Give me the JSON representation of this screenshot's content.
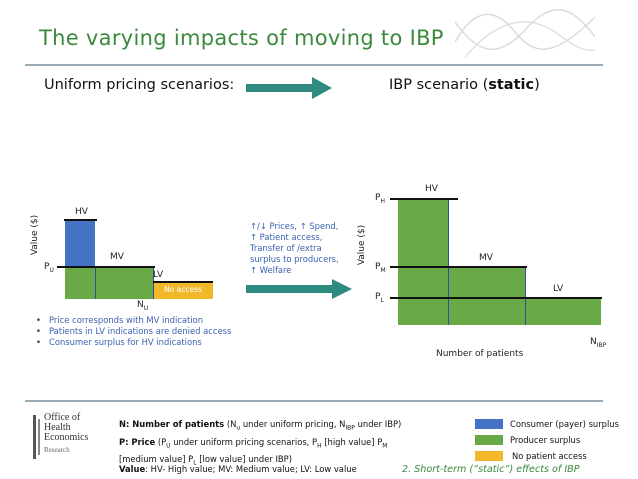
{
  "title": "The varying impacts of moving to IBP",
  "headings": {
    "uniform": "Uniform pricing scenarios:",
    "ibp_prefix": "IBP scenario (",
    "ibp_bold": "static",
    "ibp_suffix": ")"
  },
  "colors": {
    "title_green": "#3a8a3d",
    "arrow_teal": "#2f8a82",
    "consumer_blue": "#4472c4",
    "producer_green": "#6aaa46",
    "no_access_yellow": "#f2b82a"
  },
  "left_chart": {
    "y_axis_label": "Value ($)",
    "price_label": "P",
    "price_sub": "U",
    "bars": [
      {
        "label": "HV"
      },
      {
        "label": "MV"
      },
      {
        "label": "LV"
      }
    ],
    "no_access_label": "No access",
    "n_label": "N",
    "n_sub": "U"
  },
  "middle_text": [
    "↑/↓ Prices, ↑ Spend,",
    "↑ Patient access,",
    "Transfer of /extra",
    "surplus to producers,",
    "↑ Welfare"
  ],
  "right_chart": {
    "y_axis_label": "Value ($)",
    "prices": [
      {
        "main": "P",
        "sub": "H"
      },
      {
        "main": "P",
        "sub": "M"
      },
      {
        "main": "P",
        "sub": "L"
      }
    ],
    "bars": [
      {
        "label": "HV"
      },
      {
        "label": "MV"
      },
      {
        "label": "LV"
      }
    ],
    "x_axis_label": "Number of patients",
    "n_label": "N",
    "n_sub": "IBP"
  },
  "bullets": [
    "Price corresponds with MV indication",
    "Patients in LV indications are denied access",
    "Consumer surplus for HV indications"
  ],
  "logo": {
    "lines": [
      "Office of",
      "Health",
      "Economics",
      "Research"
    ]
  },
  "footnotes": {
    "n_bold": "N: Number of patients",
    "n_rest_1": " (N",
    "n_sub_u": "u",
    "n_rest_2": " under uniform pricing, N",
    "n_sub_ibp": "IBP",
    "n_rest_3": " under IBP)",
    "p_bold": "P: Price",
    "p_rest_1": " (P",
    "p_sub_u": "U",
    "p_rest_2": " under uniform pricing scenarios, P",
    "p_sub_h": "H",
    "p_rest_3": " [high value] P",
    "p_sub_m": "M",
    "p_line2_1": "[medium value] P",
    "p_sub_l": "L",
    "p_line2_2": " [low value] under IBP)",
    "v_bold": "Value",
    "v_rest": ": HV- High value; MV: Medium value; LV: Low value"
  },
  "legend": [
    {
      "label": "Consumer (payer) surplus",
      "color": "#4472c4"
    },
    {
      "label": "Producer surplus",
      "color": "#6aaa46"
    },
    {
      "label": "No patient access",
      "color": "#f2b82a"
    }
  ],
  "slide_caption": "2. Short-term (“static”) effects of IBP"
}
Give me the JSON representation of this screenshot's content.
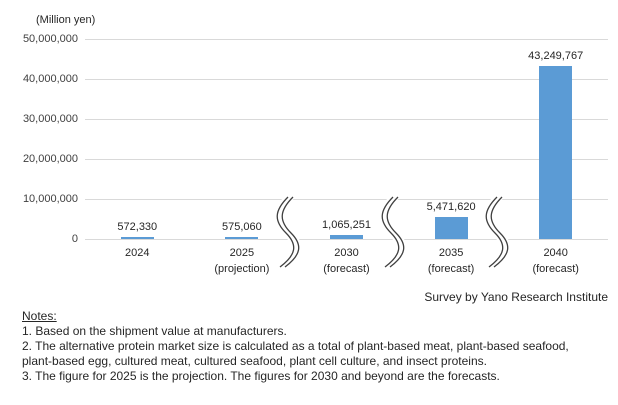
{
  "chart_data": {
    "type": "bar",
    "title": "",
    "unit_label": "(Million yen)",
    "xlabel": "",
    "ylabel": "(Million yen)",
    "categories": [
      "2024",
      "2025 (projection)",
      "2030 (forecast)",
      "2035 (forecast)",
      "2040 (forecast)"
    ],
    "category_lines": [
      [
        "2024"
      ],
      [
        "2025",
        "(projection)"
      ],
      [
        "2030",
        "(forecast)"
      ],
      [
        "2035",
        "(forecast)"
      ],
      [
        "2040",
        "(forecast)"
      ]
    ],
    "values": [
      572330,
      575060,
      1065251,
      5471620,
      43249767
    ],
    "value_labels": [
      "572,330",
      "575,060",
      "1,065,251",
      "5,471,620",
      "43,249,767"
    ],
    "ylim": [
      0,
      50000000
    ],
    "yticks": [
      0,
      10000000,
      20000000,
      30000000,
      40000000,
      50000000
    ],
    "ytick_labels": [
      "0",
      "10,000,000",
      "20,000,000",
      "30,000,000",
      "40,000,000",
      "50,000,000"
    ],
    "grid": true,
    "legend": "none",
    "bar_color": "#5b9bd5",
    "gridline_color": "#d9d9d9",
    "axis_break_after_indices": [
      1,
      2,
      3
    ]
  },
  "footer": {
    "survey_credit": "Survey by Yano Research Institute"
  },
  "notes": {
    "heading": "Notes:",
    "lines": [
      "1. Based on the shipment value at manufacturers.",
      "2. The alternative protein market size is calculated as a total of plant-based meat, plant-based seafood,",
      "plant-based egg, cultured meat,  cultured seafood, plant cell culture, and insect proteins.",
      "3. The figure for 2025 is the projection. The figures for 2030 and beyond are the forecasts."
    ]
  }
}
= = = =
§ EXERCISE PROMPT
Transcribe every line from the records above without alteration, and leave out the images.

§ PROBLEM SOLUTION
Give me the JSON representation of this screenshot's content.
{
  "title": "The varying impacts of moving to IBP",
  "headings": {
    "uniform": "Uniform pricing scenarios:",
    "ibp_prefix": "IBP scenario (",
    "ibp_bold": "static",
    "ibp_suffix": ")"
  },
  "colors": {
    "title_green": "#3a8a3d",
    "arrow_teal": "#2f8a82",
    "consumer_blue": "#4472c4",
    "producer_green": "#6aaa46",
    "no_access_yellow": "#f2b82a"
  },
  "left_chart": {
    "y_axis_label": "Value ($)",
    "price_label": "P",
    "price_sub": "U",
    "bars": [
      {
        "label": "HV"
      },
      {
        "label": "MV"
      },
      {
        "label": "LV"
      }
    ],
    "no_access_label": "No access",
    "n_label": "N",
    "n_sub": "U"
  },
  "middle_text": [
    "↑/↓ Prices, ↑ Spend,",
    "↑ Patient access,",
    "Transfer of /extra",
    "surplus to producers,",
    "↑ Welfare"
  ],
  "right_chart": {
    "y_axis_label": "Value ($)",
    "prices": [
      {
        "main": "P",
        "sub": "H"
      },
      {
        "main": "P",
        "sub": "M"
      },
      {
        "main": "P",
        "sub": "L"
      }
    ],
    "bars": [
      {
        "label": "HV"
      },
      {
        "label": "MV"
      },
      {
        "label": "LV"
      }
    ],
    "x_axis_label": "Number of patients",
    "n_label": "N",
    "n_sub": "IBP"
  },
  "bullets": [
    "Price corresponds with MV indication",
    "Patients in LV indications are denied access",
    "Consumer surplus for HV indications"
  ],
  "logo": {
    "lines": [
      "Office of",
      "Health",
      "Economics",
      "Research"
    ]
  },
  "footnotes": {
    "n_bold": "N: Number of patients",
    "n_rest_1": " (N",
    "n_sub_u": "u",
    "n_rest_2": " under uniform pricing, N",
    "n_sub_ibp": "IBP",
    "n_rest_3": " under IBP)",
    "p_bold": "P: Price",
    "p_rest_1": " (P",
    "p_sub_u": "U",
    "p_rest_2": " under uniform pricing scenarios, P",
    "p_sub_h": "H",
    "p_rest_3": " [high value] P",
    "p_sub_m": "M",
    "p_line2_1": "[medium value] P",
    "p_sub_l": "L",
    "p_line2_2": " [low value] under IBP)",
    "v_bold": "Value",
    "v_rest": ": HV- High value; MV: Medium value; LV: Low value"
  },
  "legend": [
    {
      "label": "Consumer (payer) surplus",
      "color": "#4472c4"
    },
    {
      "label": "Producer surplus",
      "color": "#6aaa46"
    },
    {
      "label": "No patient access",
      "color": "#f2b82a"
    }
  ],
  "slide_caption": "2. Short-term (“static”) effects of IBP"
}
Give me the JSON representation of this screenshot's content.
{
  "chart_data": {
    "type": "bar",
    "title": "",
    "unit_label": "(Million yen)",
    "xlabel": "",
    "ylabel": "(Million yen)",
    "categories": [
      "2024",
      "2025 (projection)",
      "2030 (forecast)",
      "2035 (forecast)",
      "2040 (forecast)"
    ],
    "category_lines": [
      [
        "2024"
      ],
      [
        "2025",
        "(projection)"
      ],
      [
        "2030",
        "(forecast)"
      ],
      [
        "2035",
        "(forecast)"
      ],
      [
        "2040",
        "(forecast)"
      ]
    ],
    "values": [
      572330,
      575060,
      1065251,
      5471620,
      43249767
    ],
    "value_labels": [
      "572,330",
      "575,060",
      "1,065,251",
      "5,471,620",
      "43,249,767"
    ],
    "ylim": [
      0,
      50000000
    ],
    "yticks": [
      0,
      10000000,
      20000000,
      30000000,
      40000000,
      50000000
    ],
    "ytick_labels": [
      "0",
      "10,000,000",
      "20,000,000",
      "30,000,000",
      "40,000,000",
      "50,000,000"
    ],
    "grid": true,
    "legend": "none",
    "bar_color": "#5b9bd5",
    "gridline_color": "#d9d9d9",
    "axis_break_after_indices": [
      1,
      2,
      3
    ]
  },
  "footer": {
    "survey_credit": "Survey by Yano Research Institute"
  },
  "notes": {
    "heading": "Notes:",
    "lines": [
      "1. Based on the shipment value at manufacturers.",
      "2. The alternative protein market size is calculated as a total of plant-based meat, plant-based seafood,",
      "plant-based egg, cultured meat,  cultured seafood, plant cell culture, and insect proteins.",
      "3. The figure for 2025 is the projection. The figures for 2030 and beyond are the forecasts."
    ]
  }
}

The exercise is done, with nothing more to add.